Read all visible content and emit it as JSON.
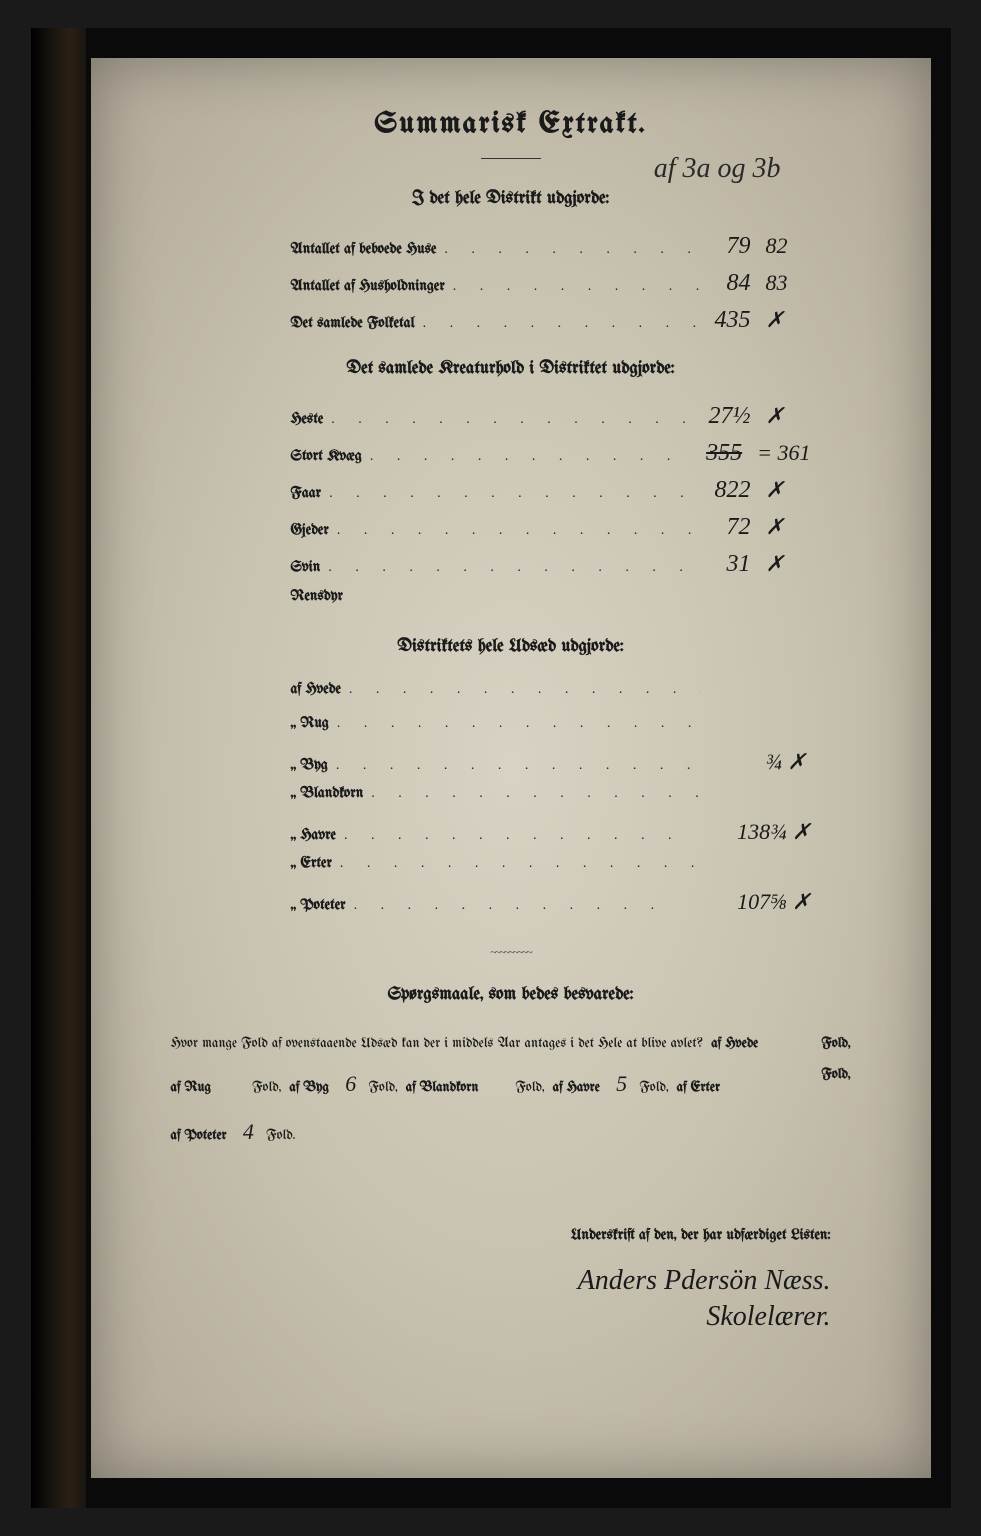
{
  "title": "Summarisk Extrakt.",
  "topAnnotation": "af 3a og 3b",
  "section1": {
    "heading": "I det hele Distrikt udgjorde:",
    "rows": [
      {
        "label": "Antallet af beboede Huse",
        "value": "79",
        "value2": "82"
      },
      {
        "label": "Antallet af Husholdninger",
        "value": "84",
        "value2": "83"
      },
      {
        "label": "Det samlede Folketal",
        "value": "435",
        "value2": "✗"
      }
    ]
  },
  "section2": {
    "heading": "Det samlede Kreaturhold i Distriktet udgjorde:",
    "rows": [
      {
        "label": "Heste",
        "value": "27½",
        "value2": "✗"
      },
      {
        "label": "Stort Kvæg",
        "value": "355",
        "value2": "= 361",
        "strike": true
      },
      {
        "label": "Faar",
        "value": "822",
        "value2": "✗"
      },
      {
        "label": "Gjeder",
        "value": "72",
        "value2": "✗"
      },
      {
        "label": "Svin",
        "value": "31",
        "value2": "✗"
      },
      {
        "label": "Rensdyr",
        "value": "",
        "value2": ""
      }
    ]
  },
  "section3": {
    "heading": "Distriktets hele Udsæd udgjorde:",
    "rows": [
      {
        "label": "af Hvede",
        "value": "",
        "value2": ""
      },
      {
        "label": "„ Rug",
        "value": "",
        "value2": ""
      },
      {
        "label": "„ Byg",
        "value": "",
        "value2": "¾  ✗"
      },
      {
        "label": "„ Blandkorn",
        "value": "",
        "value2": ""
      },
      {
        "label": "„ Havre",
        "value": "",
        "value2": "138¾ ✗"
      },
      {
        "label": "„ Erter",
        "value": "",
        "value2": ""
      },
      {
        "label": "„ Poteter",
        "value": "",
        "value2": "107⅝ ✗"
      }
    ]
  },
  "questions": {
    "heading": "Spørgsmaale, som bedes besvarede:",
    "intro": "Hvor mange Fold af ovenstaaende Udsæd kan der i middels Aar antages i det Hele at blive avlet?",
    "parts": {
      "hvede_label": "af Hvede",
      "fold": "Fold,",
      "foldEnd": "Fold.",
      "rug_label": "af Rug",
      "byg_label": "af Byg",
      "byg_value": "6",
      "blandkorn_label": "af Blandkorn",
      "havre_label": "af Havre",
      "havre_value": "5",
      "erter_label": "af Erter",
      "poteter_label": "af Poteter",
      "poteter_value": "4"
    }
  },
  "signature": {
    "label": "Underskrift af den, der har udfærdiget Listen:",
    "name": "Anders Pdersön Næss.",
    "title": "Skolelærer."
  },
  "colors": {
    "paper": "#d0cab8",
    "ink": "#1a1a1a",
    "handwriting": "#2a2a2a"
  }
}
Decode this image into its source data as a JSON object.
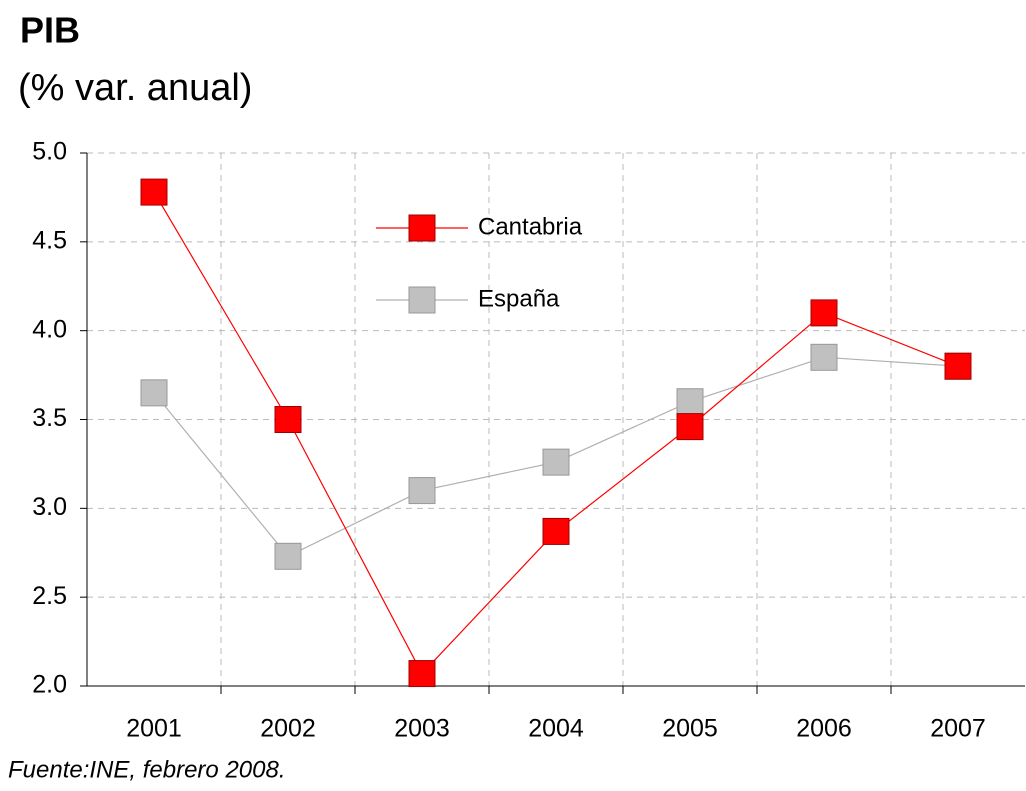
{
  "chart_data": {
    "type": "line",
    "title": "PIB",
    "subtitle": "(% var. anual)",
    "source": "Fuente:INE, febrero 2008.",
    "categories": [
      "2001",
      "2002",
      "2003",
      "2004",
      "2005",
      "2006",
      "2007"
    ],
    "series": [
      {
        "name": "Cantabria",
        "color": "#ff0000",
        "values": [
          4.78,
          3.5,
          2.07,
          2.87,
          3.46,
          4.1,
          3.8
        ]
      },
      {
        "name": "España",
        "color": "#c0c0c0",
        "values": [
          3.65,
          2.73,
          3.1,
          3.26,
          3.6,
          3.85,
          3.8
        ]
      }
    ],
    "ylim": [
      2,
      5
    ],
    "yticks": [
      {
        "value": 2,
        "label": "2.0"
      },
      {
        "value": 2.5,
        "label": "2.5"
      },
      {
        "value": 3,
        "label": "3.0"
      },
      {
        "value": 3.5,
        "label": "3.5"
      },
      {
        "value": 4,
        "label": "4.0"
      },
      {
        "value": 4.5,
        "label": "4.5"
      },
      {
        "value": 5,
        "label": "5.0"
      }
    ],
    "grid": true
  }
}
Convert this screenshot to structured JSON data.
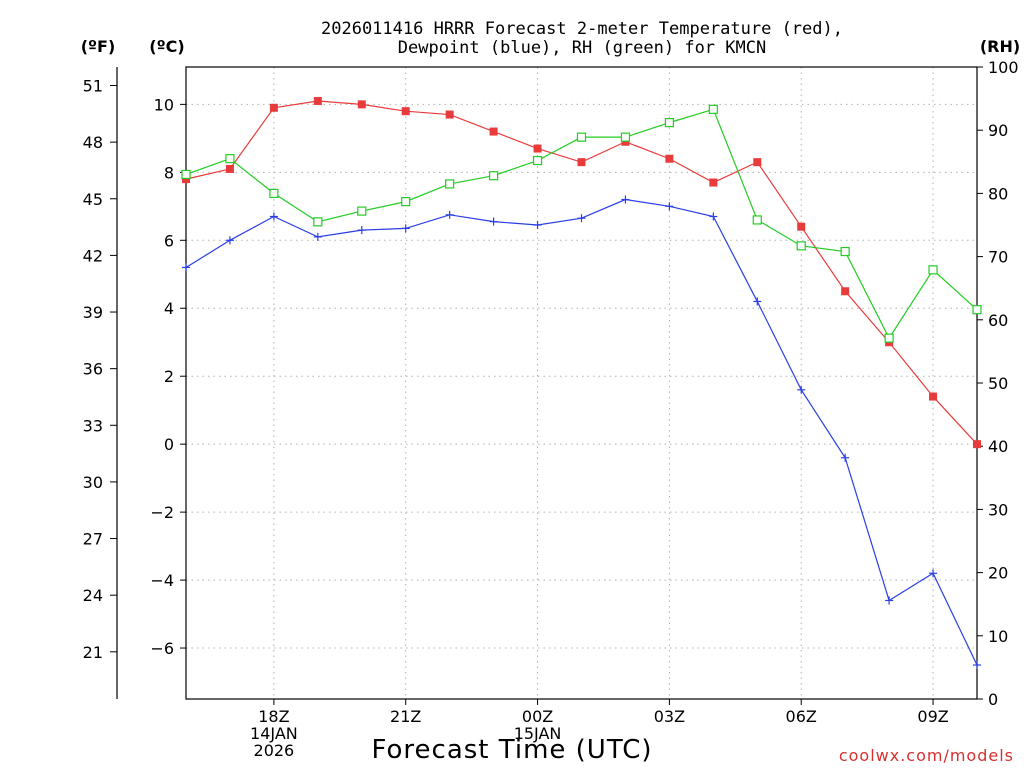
{
  "chart_data": {
    "type": "line",
    "title_line1": "2026011416 HRRR Forecast 2-meter Temperature (red),",
    "title_line2": "Dewpoint (blue), RH (green) for KMCN",
    "xlabel": "Forecast Time (UTC)",
    "watermark": "coolwx.com/models",
    "unit_labels": {
      "fahrenheit": "(ºF)",
      "celsius": "(ºC)",
      "rh": "(RH)"
    },
    "x_hours": [
      16,
      17,
      18,
      19,
      20,
      21,
      22,
      23,
      24,
      25,
      26,
      27,
      28,
      29,
      30,
      31,
      32,
      33,
      34
    ],
    "x_range": [
      16,
      34
    ],
    "x_ticks": [
      {
        "hour": 18,
        "lines": [
          "18Z",
          "14JAN",
          "2026"
        ]
      },
      {
        "hour": 21,
        "lines": [
          "21Z"
        ]
      },
      {
        "hour": 24,
        "lines": [
          "00Z",
          "15JAN"
        ]
      },
      {
        "hour": 27,
        "lines": [
          "03Z"
        ]
      },
      {
        "hour": 30,
        "lines": [
          "06Z"
        ]
      },
      {
        "hour": 33,
        "lines": [
          "09Z"
        ]
      }
    ],
    "celsius_axis": {
      "range": [
        -7.5,
        11.1
      ],
      "ticks": [
        "10",
        "8",
        "6",
        "4",
        "2",
        "0",
        "-2",
        "-4",
        "-6"
      ]
    },
    "fahrenheit_axis": {
      "ticks": [
        "51",
        "48",
        "45",
        "42",
        "39",
        "36",
        "33",
        "30",
        "27",
        "24",
        "21"
      ]
    },
    "rh_axis": {
      "range": [
        0,
        100
      ],
      "ticks": [
        "100",
        "90",
        "80",
        "70",
        "60",
        "50",
        "40",
        "30",
        "20",
        "10",
        "0"
      ]
    },
    "series": [
      {
        "name": "2-meter Temperature",
        "axis": "celsius",
        "color": "#e83c3c",
        "marker": "filled-square",
        "values": [
          7.8,
          8.1,
          9.9,
          10.1,
          10.0,
          9.8,
          9.7,
          9.2,
          8.7,
          8.3,
          8.9,
          8.4,
          7.7,
          8.3,
          6.4,
          4.5,
          3.0,
          1.4,
          0.0
        ]
      },
      {
        "name": "Dewpoint",
        "axis": "celsius",
        "color": "#2a3ee6",
        "marker": "plus",
        "values": [
          5.2,
          6.0,
          6.7,
          6.1,
          6.3,
          6.35,
          6.75,
          6.55,
          6.45,
          6.65,
          7.2,
          7.0,
          6.7,
          4.2,
          1.6,
          -0.4,
          -4.6,
          -3.8,
          -6.5
        ]
      },
      {
        "name": "Relative Humidity",
        "axis": "rh",
        "color": "#22cc22",
        "marker": "open-square",
        "values": [
          83,
          85.5,
          80,
          75.5,
          77.2,
          78.7,
          81.5,
          82.8,
          85.2,
          88.9,
          88.9,
          91.2,
          93.3,
          75.8,
          71.7,
          70.8,
          57.1,
          67.9,
          61.6
        ]
      }
    ]
  }
}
════════
**SET PROBLEM:** Drop the images and quote the entries word for word.

**EXERCISE SOLUTION:**
Read all visible content and emit it as JSON.
{
  "title": "Summarisk Extrakt.",
  "topAnnotation": "af 3a og 3b",
  "section1": {
    "heading": "I det hele Distrikt udgjorde:",
    "rows": [
      {
        "label": "Antallet af beboede Huse",
        "value": "79",
        "value2": "82"
      },
      {
        "label": "Antallet af Husholdninger",
        "value": "84",
        "value2": "83"
      },
      {
        "label": "Det samlede Folketal",
        "value": "435",
        "value2": "✗"
      }
    ]
  },
  "section2": {
    "heading": "Det samlede Kreaturhold i Distriktet udgjorde:",
    "rows": [
      {
        "label": "Heste",
        "value": "27½",
        "value2": "✗"
      },
      {
        "label": "Stort Kvæg",
        "value": "355",
        "value2": "= 361",
        "strike": true
      },
      {
        "label": "Faar",
        "value": "822",
        "value2": "✗"
      },
      {
        "label": "Gjeder",
        "value": "72",
        "value2": "✗"
      },
      {
        "label": "Svin",
        "value": "31",
        "value2": "✗"
      },
      {
        "label": "Rensdyr",
        "value": "",
        "value2": ""
      }
    ]
  },
  "section3": {
    "heading": "Distriktets hele Udsæd udgjorde:",
    "rows": [
      {
        "label": "af Hvede",
        "value": "",
        "value2": ""
      },
      {
        "label": "„ Rug",
        "value": "",
        "value2": ""
      },
      {
        "label": "„ Byg",
        "value": "",
        "value2": "¾  ✗"
      },
      {
        "label": "„ Blandkorn",
        "value": "",
        "value2": ""
      },
      {
        "label": "„ Havre",
        "value": "",
        "value2": "138¾ ✗"
      },
      {
        "label": "„ Erter",
        "value": "",
        "value2": ""
      },
      {
        "label": "„ Poteter",
        "value": "",
        "value2": "107⅝ ✗"
      }
    ]
  },
  "questions": {
    "heading": "Spørgsmaale, som bedes besvarede:",
    "intro": "Hvor mange Fold af ovenstaaende Udsæd kan der i middels Aar antages i det Hele at blive avlet?",
    "parts": {
      "hvede_label": "af Hvede",
      "fold": "Fold,",
      "foldEnd": "Fold.",
      "rug_label": "af Rug",
      "byg_label": "af Byg",
      "byg_value": "6",
      "blandkorn_label": "af Blandkorn",
      "havre_label": "af Havre",
      "havre_value": "5",
      "erter_label": "af Erter",
      "poteter_label": "af Poteter",
      "poteter_value": "4"
    }
  },
  "signature": {
    "label": "Underskrift af den, der har udfærdiget Listen:",
    "name": "Anders Pdersön Næss.",
    "title": "Skolelærer."
  },
  "colors": {
    "paper": "#d0cab8",
    "ink": "#1a1a1a",
    "handwriting": "#2a2a2a"
  }
}
Decode this image into its source data as a JSON object.
{
  "chart_data": {
    "type": "line",
    "title": "PIB",
    "subtitle": "(% var. anual)",
    "source": "Fuente:INE, febrero 2008.",
    "categories": [
      "2001",
      "2002",
      "2003",
      "2004",
      "2005",
      "2006",
      "2007"
    ],
    "series": [
      {
        "name": "Cantabria",
        "color": "#ff0000",
        "values": [
          4.78,
          3.5,
          2.07,
          2.87,
          3.46,
          4.1,
          3.8
        ]
      },
      {
        "name": "España",
        "color": "#c0c0c0",
        "values": [
          3.65,
          2.73,
          3.1,
          3.26,
          3.6,
          3.85,
          3.8
        ]
      }
    ],
    "ylim": [
      2,
      5
    ],
    "yticks": [
      {
        "value": 2,
        "label": "2.0"
      },
      {
        "value": 2.5,
        "label": "2.5"
      },
      {
        "value": 3,
        "label": "3.0"
      },
      {
        "value": 3.5,
        "label": "3.5"
      },
      {
        "value": 4,
        "label": "4.0"
      },
      {
        "value": 4.5,
        "label": "4.5"
      },
      {
        "value": 5,
        "label": "5.0"
      }
    ],
    "grid": true
  }
}
Convert this screenshot to structured JSON data.
{
  "chart_data": {
    "type": "line",
    "title_line1": "2026011416 HRRR Forecast 2-meter Temperature (red),",
    "title_line2": "Dewpoint (blue), RH (green) for KMCN",
    "xlabel": "Forecast Time (UTC)",
    "watermark": "coolwx.com/models",
    "unit_labels": {
      "fahrenheit": "(ºF)",
      "celsius": "(ºC)",
      "rh": "(RH)"
    },
    "x_hours": [
      16,
      17,
      18,
      19,
      20,
      21,
      22,
      23,
      24,
      25,
      26,
      27,
      28,
      29,
      30,
      31,
      32,
      33,
      34
    ],
    "x_range": [
      16,
      34
    ],
    "x_ticks": [
      {
        "hour": 18,
        "lines": [
          "18Z",
          "14JAN",
          "2026"
        ]
      },
      {
        "hour": 21,
        "lines": [
          "21Z"
        ]
      },
      {
        "hour": 24,
        "lines": [
          "00Z",
          "15JAN"
        ]
      },
      {
        "hour": 27,
        "lines": [
          "03Z"
        ]
      },
      {
        "hour": 30,
        "lines": [
          "06Z"
        ]
      },
      {
        "hour": 33,
        "lines": [
          "09Z"
        ]
      }
    ],
    "celsius_axis": {
      "range": [
        -7.5,
        11.1
      ],
      "ticks": [
        "10",
        "8",
        "6",
        "4",
        "2",
        "0",
        "-2",
        "-4",
        "-6"
      ]
    },
    "fahrenheit_axis": {
      "ticks": [
        "51",
        "48",
        "45",
        "42",
        "39",
        "36",
        "33",
        "30",
        "27",
        "24",
        "21"
      ]
    },
    "rh_axis": {
      "range": [
        0,
        100
      ],
      "ticks": [
        "100",
        "90",
        "80",
        "70",
        "60",
        "50",
        "40",
        "30",
        "20",
        "10",
        "0"
      ]
    },
    "series": [
      {
        "name": "2-meter Temperature",
        "axis": "celsius",
        "color": "#e83c3c",
        "marker": "filled-square",
        "values": [
          7.8,
          8.1,
          9.9,
          10.1,
          10.0,
          9.8,
          9.7,
          9.2,
          8.7,
          8.3,
          8.9,
          8.4,
          7.7,
          8.3,
          6.4,
          4.5,
          3.0,
          1.4,
          0.0
        ]
      },
      {
        "name": "Dewpoint",
        "axis": "celsius",
        "color": "#2a3ee6",
        "marker": "plus",
        "values": [
          5.2,
          6.0,
          6.7,
          6.1,
          6.3,
          6.35,
          6.75,
          6.55,
          6.45,
          6.65,
          7.2,
          7.0,
          6.7,
          4.2,
          1.6,
          -0.4,
          -4.6,
          -3.8,
          -6.5
        ]
      },
      {
        "name": "Relative Humidity",
        "axis": "rh",
        "color": "#22cc22",
        "marker": "open-square",
        "values": [
          83,
          85.5,
          80,
          75.5,
          77.2,
          78.7,
          81.5,
          82.8,
          85.2,
          88.9,
          88.9,
          91.2,
          93.3,
          75.8,
          71.7,
          70.8,
          57.1,
          67.9,
          61.6
        ]
      }
    ]
  }
}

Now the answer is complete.